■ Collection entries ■
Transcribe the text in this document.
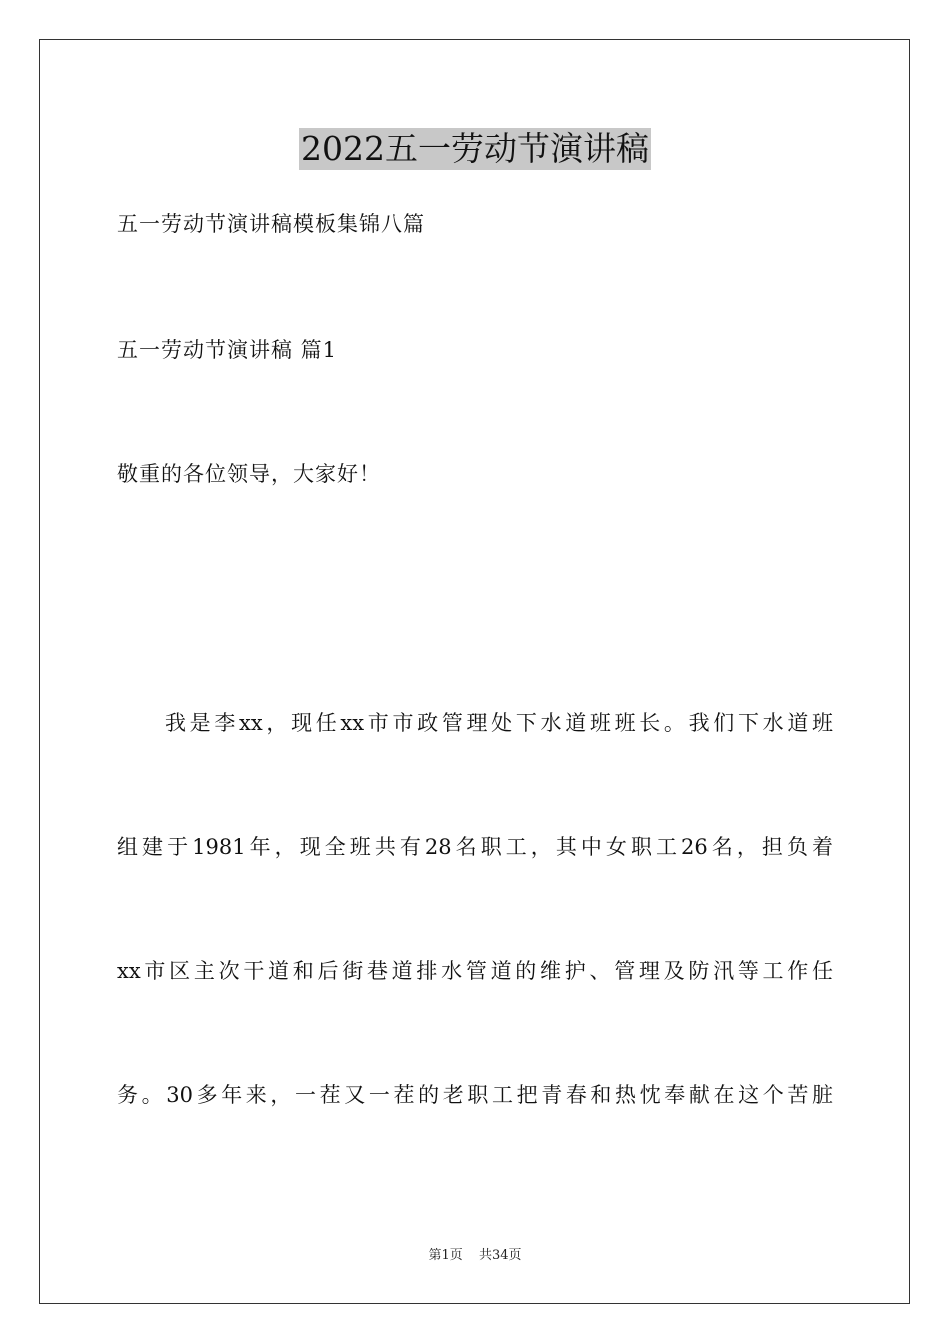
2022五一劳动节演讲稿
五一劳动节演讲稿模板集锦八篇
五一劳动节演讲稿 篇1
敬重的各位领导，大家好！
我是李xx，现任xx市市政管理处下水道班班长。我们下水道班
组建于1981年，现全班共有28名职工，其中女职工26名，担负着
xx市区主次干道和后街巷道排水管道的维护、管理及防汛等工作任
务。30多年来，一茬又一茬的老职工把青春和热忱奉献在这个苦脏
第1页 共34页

■ Instructions for the task ■
The data above needs to be retyped exactly, with the images left out.

■ Solution ■
Transcribe the text in this document.
2022五一劳动节演讲稿
五一劳动节演讲稿模板集锦八篇
五一劳动节演讲稿 篇1
敬重的各位领导，大家好！
我是李xx，现任xx市市政管理处下水道班班长。我们下水道班
组建于1981年，现全班共有28名职工，其中女职工26名，担负着
xx市区主次干道和后街巷道排水管道的维护、管理及防汛等工作任
务。30多年来，一茬又一茬的老职工把青春和热忱奉献在这个苦脏
第1页 共34页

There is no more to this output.